TASK OBJECTIVE: Will you give every entry again exactly as it stands?
============================================================
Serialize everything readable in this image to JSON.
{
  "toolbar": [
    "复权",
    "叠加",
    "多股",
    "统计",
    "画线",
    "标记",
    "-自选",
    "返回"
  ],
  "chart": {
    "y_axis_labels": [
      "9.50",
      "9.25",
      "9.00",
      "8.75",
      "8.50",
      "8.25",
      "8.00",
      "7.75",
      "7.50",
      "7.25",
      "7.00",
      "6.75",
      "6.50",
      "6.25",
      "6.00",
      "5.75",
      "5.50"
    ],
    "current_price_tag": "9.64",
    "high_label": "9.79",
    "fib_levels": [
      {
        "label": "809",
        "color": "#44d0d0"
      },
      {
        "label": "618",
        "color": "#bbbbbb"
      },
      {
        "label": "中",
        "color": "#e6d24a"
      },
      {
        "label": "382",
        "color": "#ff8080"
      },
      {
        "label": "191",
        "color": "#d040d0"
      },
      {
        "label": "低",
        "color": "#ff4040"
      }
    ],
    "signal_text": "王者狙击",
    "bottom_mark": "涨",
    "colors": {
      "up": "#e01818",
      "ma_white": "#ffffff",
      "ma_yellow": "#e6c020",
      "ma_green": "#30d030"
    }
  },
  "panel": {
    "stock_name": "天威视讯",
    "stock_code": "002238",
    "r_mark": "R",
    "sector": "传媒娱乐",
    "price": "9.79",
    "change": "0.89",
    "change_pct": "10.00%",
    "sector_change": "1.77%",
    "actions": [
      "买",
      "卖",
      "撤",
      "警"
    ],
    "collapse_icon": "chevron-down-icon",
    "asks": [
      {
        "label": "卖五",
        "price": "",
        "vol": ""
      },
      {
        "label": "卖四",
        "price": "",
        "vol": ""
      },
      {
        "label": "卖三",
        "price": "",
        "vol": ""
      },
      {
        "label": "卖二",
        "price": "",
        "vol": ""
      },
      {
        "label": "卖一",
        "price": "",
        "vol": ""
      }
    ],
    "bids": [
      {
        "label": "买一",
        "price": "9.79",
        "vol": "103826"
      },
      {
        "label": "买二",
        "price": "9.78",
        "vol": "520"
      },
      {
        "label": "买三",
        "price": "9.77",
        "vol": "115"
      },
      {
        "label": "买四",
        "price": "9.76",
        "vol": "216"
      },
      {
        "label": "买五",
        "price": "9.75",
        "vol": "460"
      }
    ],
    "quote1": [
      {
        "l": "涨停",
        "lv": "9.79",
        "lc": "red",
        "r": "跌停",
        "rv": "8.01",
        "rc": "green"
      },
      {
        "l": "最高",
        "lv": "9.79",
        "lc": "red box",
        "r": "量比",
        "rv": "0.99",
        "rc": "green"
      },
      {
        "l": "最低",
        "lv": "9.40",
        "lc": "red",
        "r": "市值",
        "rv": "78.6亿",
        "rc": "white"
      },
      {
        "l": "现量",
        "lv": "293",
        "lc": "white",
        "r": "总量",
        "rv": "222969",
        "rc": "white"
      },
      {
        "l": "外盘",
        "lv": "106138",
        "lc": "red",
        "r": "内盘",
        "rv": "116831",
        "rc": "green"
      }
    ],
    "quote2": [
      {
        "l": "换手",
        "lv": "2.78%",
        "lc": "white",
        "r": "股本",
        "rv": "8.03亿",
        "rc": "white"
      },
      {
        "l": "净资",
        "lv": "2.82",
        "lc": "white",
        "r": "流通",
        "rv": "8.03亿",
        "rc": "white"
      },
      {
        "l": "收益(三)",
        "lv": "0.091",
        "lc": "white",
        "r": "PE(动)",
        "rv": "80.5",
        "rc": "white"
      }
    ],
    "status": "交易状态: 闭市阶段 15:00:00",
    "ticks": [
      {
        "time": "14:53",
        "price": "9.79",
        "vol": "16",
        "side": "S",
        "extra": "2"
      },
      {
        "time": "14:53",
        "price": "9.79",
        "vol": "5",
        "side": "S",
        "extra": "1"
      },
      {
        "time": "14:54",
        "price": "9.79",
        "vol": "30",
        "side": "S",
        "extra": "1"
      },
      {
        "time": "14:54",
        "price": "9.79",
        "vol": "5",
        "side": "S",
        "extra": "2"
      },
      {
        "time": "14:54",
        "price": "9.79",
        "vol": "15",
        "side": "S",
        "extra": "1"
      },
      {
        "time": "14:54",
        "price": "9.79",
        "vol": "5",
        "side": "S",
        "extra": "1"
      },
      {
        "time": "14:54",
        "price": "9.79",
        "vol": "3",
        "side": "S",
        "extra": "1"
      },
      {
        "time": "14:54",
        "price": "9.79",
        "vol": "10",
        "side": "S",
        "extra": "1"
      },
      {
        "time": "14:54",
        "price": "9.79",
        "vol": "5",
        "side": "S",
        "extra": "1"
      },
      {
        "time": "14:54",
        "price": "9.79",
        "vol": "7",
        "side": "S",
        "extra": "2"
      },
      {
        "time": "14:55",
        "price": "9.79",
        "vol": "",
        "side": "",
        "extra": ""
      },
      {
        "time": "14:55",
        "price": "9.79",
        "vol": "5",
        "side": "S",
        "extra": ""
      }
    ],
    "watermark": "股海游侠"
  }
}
============================================================
WORKED SOLUTION:
Serialize everything readable in this image to JSON.
{
  "toolbar": [
    "复权",
    "叠加",
    "多股",
    "统计",
    "画线",
    "标记",
    "-自选",
    "返回"
  ],
  "chart": {
    "y_axis_labels": [
      "9.50",
      "9.25",
      "9.00",
      "8.75",
      "8.50",
      "8.25",
      "8.00",
      "7.75",
      "7.50",
      "7.25",
      "7.00",
      "6.75",
      "6.50",
      "6.25",
      "6.00",
      "5.75",
      "5.50"
    ],
    "current_price_tag": "9.64",
    "high_label": "9.79",
    "fib_levels": [
      {
        "label": "809",
        "color": "#44d0d0"
      },
      {
        "label": "618",
        "color": "#bbbbbb"
      },
      {
        "label": "中",
        "color": "#e6d24a"
      },
      {
        "label": "382",
        "color": "#ff8080"
      },
      {
        "label": "191",
        "color": "#d040d0"
      },
      {
        "label": "低",
        "color": "#ff4040"
      }
    ],
    "signal_text": "王者狙击",
    "bottom_mark": "涨",
    "colors": {
      "up": "#e01818",
      "ma_white": "#ffffff",
      "ma_yellow": "#e6c020",
      "ma_green": "#30d030"
    }
  },
  "panel": {
    "stock_name": "天威视讯",
    "stock_code": "002238",
    "r_mark": "R",
    "sector": "传媒娱乐",
    "price": "9.79",
    "change": "0.89",
    "change_pct": "10.00%",
    "sector_change": "1.77%",
    "actions": [
      "买",
      "卖",
      "撤",
      "警"
    ],
    "collapse_icon": "chevron-down-icon",
    "asks": [
      {
        "label": "卖五",
        "price": "",
        "vol": ""
      },
      {
        "label": "卖四",
        "price": "",
        "vol": ""
      },
      {
        "label": "卖三",
        "price": "",
        "vol": ""
      },
      {
        "label": "卖二",
        "price": "",
        "vol": ""
      },
      {
        "label": "卖一",
        "price": "",
        "vol": ""
      }
    ],
    "bids": [
      {
        "label": "买一",
        "price": "9.79",
        "vol": "103826"
      },
      {
        "label": "买二",
        "price": "9.78",
        "vol": "520"
      },
      {
        "label": "买三",
        "price": "9.77",
        "vol": "115"
      },
      {
        "label": "买四",
        "price": "9.76",
        "vol": "216"
      },
      {
        "label": "买五",
        "price": "9.75",
        "vol": "460"
      }
    ],
    "quote1": [
      {
        "l": "涨停",
        "lv": "9.79",
        "lc": "red",
        "r": "跌停",
        "rv": "8.01",
        "rc": "green"
      },
      {
        "l": "最高",
        "lv": "9.79",
        "lc": "red box",
        "r": "量比",
        "rv": "0.99",
        "rc": "green"
      },
      {
        "l": "最低",
        "lv": "9.40",
        "lc": "red",
        "r": "市值",
        "rv": "78.6亿",
        "rc": "white"
      },
      {
        "l": "现量",
        "lv": "293",
        "lc": "white",
        "r": "总量",
        "rv": "222969",
        "rc": "white"
      },
      {
        "l": "外盘",
        "lv": "106138",
        "lc": "red",
        "r": "内盘",
        "rv": "116831",
        "rc": "green"
      }
    ],
    "quote2": [
      {
        "l": "换手",
        "lv": "2.78%",
        "lc": "white",
        "r": "股本",
        "rv": "8.03亿",
        "rc": "white"
      },
      {
        "l": "净资",
        "lv": "2.82",
        "lc": "white",
        "r": "流通",
        "rv": "8.03亿",
        "rc": "white"
      },
      {
        "l": "收益(三)",
        "lv": "0.091",
        "lc": "white",
        "r": "PE(动)",
        "rv": "80.5",
        "rc": "white"
      }
    ],
    "status": "交易状态: 闭市阶段 15:00:00",
    "ticks": [
      {
        "time": "14:53",
        "price": "9.79",
        "vol": "16",
        "side": "S",
        "extra": "2"
      },
      {
        "time": "14:53",
        "price": "9.79",
        "vol": "5",
        "side": "S",
        "extra": "1"
      },
      {
        "time": "14:54",
        "price": "9.79",
        "vol": "30",
        "side": "S",
        "extra": "1"
      },
      {
        "time": "14:54",
        "price": "9.79",
        "vol": "5",
        "side": "S",
        "extra": "2"
      },
      {
        "time": "14:54",
        "price": "9.79",
        "vol": "15",
        "side": "S",
        "extra": "1"
      },
      {
        "time": "14:54",
        "price": "9.79",
        "vol": "5",
        "side": "S",
        "extra": "1"
      },
      {
        "time": "14:54",
        "price": "9.79",
        "vol": "3",
        "side": "S",
        "extra": "1"
      },
      {
        "time": "14:54",
        "price": "9.79",
        "vol": "10",
        "side": "S",
        "extra": "1"
      },
      {
        "time": "14:54",
        "price": "9.79",
        "vol": "5",
        "side": "S",
        "extra": "1"
      },
      {
        "time": "14:54",
        "price": "9.79",
        "vol": "7",
        "side": "S",
        "extra": "2"
      },
      {
        "time": "14:55",
        "price": "9.79",
        "vol": "",
        "side": "",
        "extra": ""
      },
      {
        "time": "14:55",
        "price": "9.79",
        "vol": "5",
        "side": "S",
        "extra": ""
      }
    ],
    "watermark": "股海游侠"
  }
}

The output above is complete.